Task requirements:
Look through the lines below and extract each one that contains "ليلة".

[Stored data entries]
********************

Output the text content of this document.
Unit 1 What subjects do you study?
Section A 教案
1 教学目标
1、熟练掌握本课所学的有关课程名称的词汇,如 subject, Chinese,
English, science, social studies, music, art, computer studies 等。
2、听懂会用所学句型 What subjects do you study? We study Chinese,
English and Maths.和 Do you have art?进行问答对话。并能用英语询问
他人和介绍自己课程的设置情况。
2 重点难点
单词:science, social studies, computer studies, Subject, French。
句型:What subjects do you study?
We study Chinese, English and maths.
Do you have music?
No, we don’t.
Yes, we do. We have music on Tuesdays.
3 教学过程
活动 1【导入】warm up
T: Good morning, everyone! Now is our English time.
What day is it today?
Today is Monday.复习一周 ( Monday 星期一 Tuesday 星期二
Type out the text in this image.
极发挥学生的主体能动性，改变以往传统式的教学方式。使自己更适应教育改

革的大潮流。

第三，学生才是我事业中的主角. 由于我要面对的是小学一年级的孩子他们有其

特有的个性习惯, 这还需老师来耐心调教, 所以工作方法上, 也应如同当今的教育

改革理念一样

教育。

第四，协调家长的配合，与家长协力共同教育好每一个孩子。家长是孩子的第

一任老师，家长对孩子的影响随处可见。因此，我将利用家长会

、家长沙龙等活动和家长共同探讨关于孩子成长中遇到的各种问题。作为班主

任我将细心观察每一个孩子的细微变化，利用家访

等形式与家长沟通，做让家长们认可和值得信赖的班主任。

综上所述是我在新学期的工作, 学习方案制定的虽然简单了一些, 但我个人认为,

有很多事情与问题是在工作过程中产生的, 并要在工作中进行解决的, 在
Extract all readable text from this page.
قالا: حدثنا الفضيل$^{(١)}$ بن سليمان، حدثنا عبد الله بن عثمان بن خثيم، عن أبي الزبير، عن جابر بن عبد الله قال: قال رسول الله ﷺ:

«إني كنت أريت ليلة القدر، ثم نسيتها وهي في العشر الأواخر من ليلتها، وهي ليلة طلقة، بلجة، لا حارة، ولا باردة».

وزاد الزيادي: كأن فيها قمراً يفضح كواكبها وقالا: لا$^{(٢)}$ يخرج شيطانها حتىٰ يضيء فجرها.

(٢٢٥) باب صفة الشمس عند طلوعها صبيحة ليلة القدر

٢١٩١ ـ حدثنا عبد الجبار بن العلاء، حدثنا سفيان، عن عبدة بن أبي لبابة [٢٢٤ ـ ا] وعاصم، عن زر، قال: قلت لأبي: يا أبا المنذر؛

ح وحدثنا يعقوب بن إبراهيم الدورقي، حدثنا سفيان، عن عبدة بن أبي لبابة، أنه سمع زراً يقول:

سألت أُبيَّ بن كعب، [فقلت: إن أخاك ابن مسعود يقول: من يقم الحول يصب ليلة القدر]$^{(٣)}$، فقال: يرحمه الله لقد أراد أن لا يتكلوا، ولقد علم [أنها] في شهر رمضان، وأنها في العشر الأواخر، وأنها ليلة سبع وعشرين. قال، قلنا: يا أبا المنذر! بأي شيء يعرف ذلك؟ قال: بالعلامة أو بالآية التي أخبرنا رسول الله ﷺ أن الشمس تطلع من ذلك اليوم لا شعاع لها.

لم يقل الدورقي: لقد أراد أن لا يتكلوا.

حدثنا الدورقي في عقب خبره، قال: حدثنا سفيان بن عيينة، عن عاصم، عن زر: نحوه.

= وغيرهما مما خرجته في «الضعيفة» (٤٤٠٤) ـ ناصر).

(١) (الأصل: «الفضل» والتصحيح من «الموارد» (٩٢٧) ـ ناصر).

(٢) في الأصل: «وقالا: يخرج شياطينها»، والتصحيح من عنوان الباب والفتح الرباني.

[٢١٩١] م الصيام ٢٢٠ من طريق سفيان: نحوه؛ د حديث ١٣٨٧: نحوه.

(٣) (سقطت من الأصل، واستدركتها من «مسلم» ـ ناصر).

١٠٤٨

********************

Written response:
«إني كنت أريت ليلة القدر، ثم نسيتها وهي في العشر الأواخر من ليلتها، وهي ليلة طلقة، بلجة، لا حارة، ولا باردة».
(٢٢٥) باب صفة الشمس عند طلوعها صبيحة ليلة القدر
سألت أُبيَّ بن كعب، [فقلت: إن أخاك ابن مسعود يقول: من يقم الحول يصب ليلة القدر]$^{(٣)}$، فقال: يرحمه الله لقد أراد أن لا يتكلوا، ولقد علم [أنها] في شهر رمضان، وأنها في العشر الأواخر، وأنها ليلة سبع وعشرين. قال، قلنا: يا أبا المنذر! بأي شيء يعرف ذلك؟ قال: بالعلامة أو بالآية التي أخبرنا رسول الله ﷺ أن الشمس تطلع من ذلك اليوم لا شعاع لها.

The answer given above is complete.